**Directive**: Write out the whole listing word for word.

Start of Excerpted data

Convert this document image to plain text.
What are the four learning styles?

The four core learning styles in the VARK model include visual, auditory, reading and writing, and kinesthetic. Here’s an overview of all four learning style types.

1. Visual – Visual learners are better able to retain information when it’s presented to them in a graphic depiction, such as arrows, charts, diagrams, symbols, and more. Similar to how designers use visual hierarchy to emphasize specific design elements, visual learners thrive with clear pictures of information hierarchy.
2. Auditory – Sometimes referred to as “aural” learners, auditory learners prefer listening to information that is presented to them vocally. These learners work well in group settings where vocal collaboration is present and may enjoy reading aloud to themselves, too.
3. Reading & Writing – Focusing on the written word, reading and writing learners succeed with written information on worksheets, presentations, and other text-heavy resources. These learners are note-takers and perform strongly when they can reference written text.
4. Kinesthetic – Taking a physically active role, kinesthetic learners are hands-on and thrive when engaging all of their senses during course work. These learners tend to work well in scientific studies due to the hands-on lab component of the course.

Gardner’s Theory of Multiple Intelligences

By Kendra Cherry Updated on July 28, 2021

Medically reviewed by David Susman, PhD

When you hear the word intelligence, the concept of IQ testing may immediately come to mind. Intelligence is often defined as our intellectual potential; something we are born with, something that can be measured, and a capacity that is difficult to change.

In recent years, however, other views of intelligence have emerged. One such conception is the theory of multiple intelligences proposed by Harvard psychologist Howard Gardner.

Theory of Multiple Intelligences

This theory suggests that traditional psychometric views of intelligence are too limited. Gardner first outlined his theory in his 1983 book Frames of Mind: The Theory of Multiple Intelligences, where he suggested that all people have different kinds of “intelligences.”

End of Excerpted data

**Written response**:
Convert this document image to plain text.
What are the four learning styles?

The four core learning styles in the VARK model include visual, auditory, reading and writing, and kinesthetic. Here’s an overview of all four learning style types.

1. Visual – Visual learners are better able to retain information when it’s presented to them in a graphic depiction, such as arrows, charts, diagrams, symbols, and more. Similar to how designers use visual hierarchy to emphasize specific design elements, visual learners thrive with clear pictures of information hierarchy.
2. Auditory – Sometimes referred to as “aural” learners, auditory learners prefer listening to information that is presented to them vocally. These learners work well in group settings where vocal collaboration is present and may enjoy reading aloud to themselves, too.
3. Reading & Writing – Focusing on the written word, reading and writing learners succeed with written information on worksheets, presentations, and other text-heavy resources. These learners are note-takers and perform strongly when they can reference written text.
4. Kinesthetic – Taking a physically active role, kinesthetic learners are hands-on and thrive when engaging all of their senses during course work. These learners tend to work well in scientific studies due to the hands-on lab component of the course.

Gardner’s Theory of Multiple Intelligences

By Kendra Cherry Updated on July 28, 2021

Medically reviewed by David Susman, PhD

When you hear the word intelligence, the concept of IQ testing may immediately come to mind. Intelligence is often defined as our intellectual potential; something we are born with, something that can be measured, and a capacity that is difficult to change.

In recent years, however, other views of intelligence have emerged. One such conception is the theory of multiple intelligences proposed by Harvard psychologist Howard Gardner.

Theory of Multiple Intelligences

This theory suggests that traditional psychometric views of intelligence are too limited. Gardner first outlined his theory in his 1983 book Frames of Mind: The Theory of Multiple Intelligences, where he suggested that all people have different kinds of “intelligences.”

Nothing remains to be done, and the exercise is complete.